Problem to solve - Reproduce the items between the line containing "cone-t-crassum-nh4no3 <box>590 74" and the line containing "cone-t-harzarium-urea <box>551 79", inclusive, keeping every line unchanged.

┄┄┄┄┄┄┄┄┄┄┄┄┄┄┄┄┄┄┄┄

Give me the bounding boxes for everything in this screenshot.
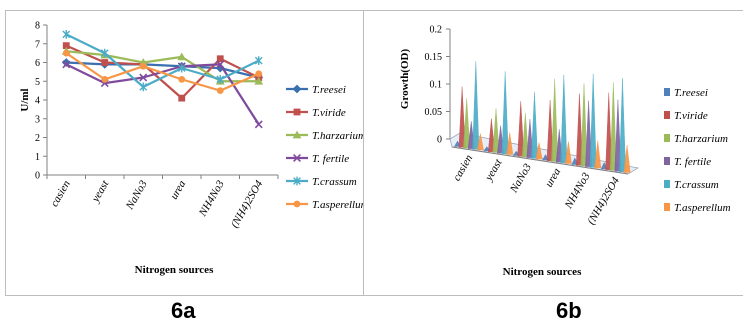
cone-t-crassum-nh4no3 <box>590 74 596 168</box>
y-axis-title: Growth(OD) <box>399 49 411 110</box>
x-axis-title: Nitrogen sources <box>135 264 214 276</box>
legend-label: T.viride <box>312 107 346 119</box>
x-tick-label-nano3: NaNo3 <box>507 161 534 195</box>
y-tick-label: 0.1 <box>430 80 443 91</box>
cone-chart-6b: 0 0.05 0.1 0.15 0.2 Growth(OD) Nitrogen source… <box>364 11 743 297</box>
legend-swatch <box>664 111 670 119</box>
y-tick-label: 3 <box>35 114 40 125</box>
y-tick-label: 7 <box>35 39 40 50</box>
x-tick-label-casien: casien <box>451 152 476 183</box>
cone-t-crassum-nh4-2so4 <box>619 78 625 172</box>
y-tick-label: 0.05 <box>425 107 443 118</box>
legend-item-t-harzarium: T.harzarium <box>664 133 728 145</box>
legend-swatch <box>664 134 670 142</box>
y-tick-label: 0.15 <box>425 52 443 63</box>
cone-t-harzarium-urea <box>551 79 557 162</box>
legend-swatch <box>664 88 670 96</box>
chart-panel-6a: 0 1 2 3 4 5 6 7 8 casien yeast NaNo3 urea NH4No3 (NH4)… <box>5 10 375 296</box>
data-point-t-viride <box>178 95 185 102</box>
y-tick-label: 2 <box>35 133 40 144</box>
y-axis-title: U/ml <box>19 88 31 111</box>
cone-t-crassum-urea <box>561 75 567 163</box>
line-chart-6a: 0 1 2 3 4 5 6 7 8 casien yeast NaNo3 urea NH4No3 (NH4)… <box>6 11 376 297</box>
legend-label: T.reesei <box>674 87 708 99</box>
cone-t-crassum-casien <box>473 61 479 149</box>
legend-swatch <box>664 180 670 188</box>
legend-label: T.harzarium <box>312 130 366 142</box>
x-tick-label-nh4no3: NH4No3 <box>562 170 593 211</box>
y-tick-label: 5 <box>35 77 40 88</box>
data-point-t-asperellum <box>255 70 262 77</box>
figure-label-6a: 6a <box>171 298 195 324</box>
data-point-t-asperellum <box>178 76 185 83</box>
data-point-t-fertile <box>255 121 262 128</box>
legend-label: T.harzarium <box>674 133 728 145</box>
legend-marker <box>294 109 301 116</box>
legend-item-t-crassum: T.crassum <box>664 179 719 191</box>
legend-label: T.viride <box>674 110 708 122</box>
x-tick-label-yeast: yeast <box>89 178 112 205</box>
y-tick-label: 0 <box>35 171 40 182</box>
legend-item-t-viride: T.viride <box>664 110 708 122</box>
legend-item-t-fertile: T. fertile <box>286 153 349 165</box>
legend-swatch <box>664 203 670 211</box>
cone-t-crassum-nano3 <box>531 92 537 158</box>
legend-marker <box>293 85 302 94</box>
legend-label: T.reesei <box>312 84 346 96</box>
legend-label: T. fertile <box>312 153 349 165</box>
x-axis-title: Nitrogen sources <box>503 266 582 278</box>
data-point-t-asperellum <box>217 87 224 94</box>
x-tick-label-nano3: NaNo3 <box>123 178 150 212</box>
legend-item-t-harzarium: T.harzarium <box>286 130 366 142</box>
data-point-t-asperellum <box>101 76 108 83</box>
x-tick-label-urea: urea <box>168 178 189 202</box>
legend-item-t-fertile: T. fertile <box>664 156 711 168</box>
y-tick-label: 1 <box>35 152 40 163</box>
y-tick-label: 8 <box>35 21 40 32</box>
legend-item-t-crassum: T.crassum <box>286 176 357 188</box>
data-point-t-viride <box>101 59 108 66</box>
cone-t-crassum-yeast <box>502 71 508 154</box>
x-tick-label-yeast: yeast <box>482 156 505 183</box>
y-tick-label: 6 <box>35 58 40 69</box>
chart-panel-6b: 0 0.05 0.1 0.15 0.2 Growth(OD) Nitrogen source… <box>363 10 743 296</box>
legend-item-t-reesei: T.reesei <box>664 87 708 99</box>
legend-item-t-viride: T.viride <box>286 107 346 119</box>
y-tick-label: 4 <box>35 96 40 107</box>
x-tick-label-nh4-2so4: (NH4)2SO4 <box>229 178 266 230</box>
legend-item-t-asperellum: T.asperellum <box>286 199 369 211</box>
legend-item-t-asperellum: T.asperellum <box>664 202 731 214</box>
figure-label-6b: 6b <box>556 298 582 324</box>
x-tick-label-urea: urea <box>543 166 564 190</box>
y-tick-label: 0.2 <box>430 25 443 36</box>
legend-label: T.crassum <box>674 179 719 191</box>
legend-swatch <box>664 157 670 165</box>
y-tick-label: 0 <box>437 135 442 146</box>
legend-label: T.asperellum <box>312 199 369 211</box>
legend-marker <box>294 201 301 208</box>
data-point-t-asperellum <box>140 63 147 70</box>
x-tick-label-nh4-2so4: (NH4)2SO4 <box>585 175 622 227</box>
data-point-t-asperellum <box>63 50 70 57</box>
x-tick-label-casien: casien <box>48 178 73 209</box>
legend-label: T.asperellum <box>674 202 731 214</box>
legend-label: T.crassum <box>312 176 357 188</box>
x-tick-label-nh4no3: NH4No3 <box>196 178 227 219</box>
legend-item-t-reesei: T.reesei <box>286 84 346 96</box>
legend-label: T. fertile <box>674 156 711 168</box>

┄┄┄┄┄┄┄┄┄┄┄┄┄┄┄┄┄┄┄┄

Result of this exercise -
cone-t-crassum-nh4no3 <box>590 74 596 168</box>
y-axis-title: Growth(OD) <box>399 49 411 110</box>
x-axis-title: Nitrogen sources <box>135 264 214 276</box>
legend-label: T.viride <box>312 107 346 119</box>
x-tick-label-nano3: NaNo3 <box>507 161 534 195</box>
y-tick-label: 0.1 <box>430 80 443 91</box>
cone-chart-6b: 0 0.05 0.1 0.15 0.2 Growth(OD) Nitrogen source… <box>364 11 743 297</box>
legend-swatch <box>664 111 670 119</box>
y-tick-label: 3 <box>35 114 40 125</box>
y-tick-label: 7 <box>35 39 40 50</box>
x-tick-label-casien: casien <box>451 152 476 183</box>
cone-t-crassum-nh4-2so4 <box>619 78 625 172</box>
y-tick-label: 0.05 <box>425 107 443 118</box>
legend-item-t-harzarium: T.harzarium <box>664 133 728 145</box>
legend-swatch <box>664 134 670 142</box>
y-tick-label: 0.15 <box>425 52 443 63</box>
cone-t-harzarium-urea <box>551 79 557 162</box>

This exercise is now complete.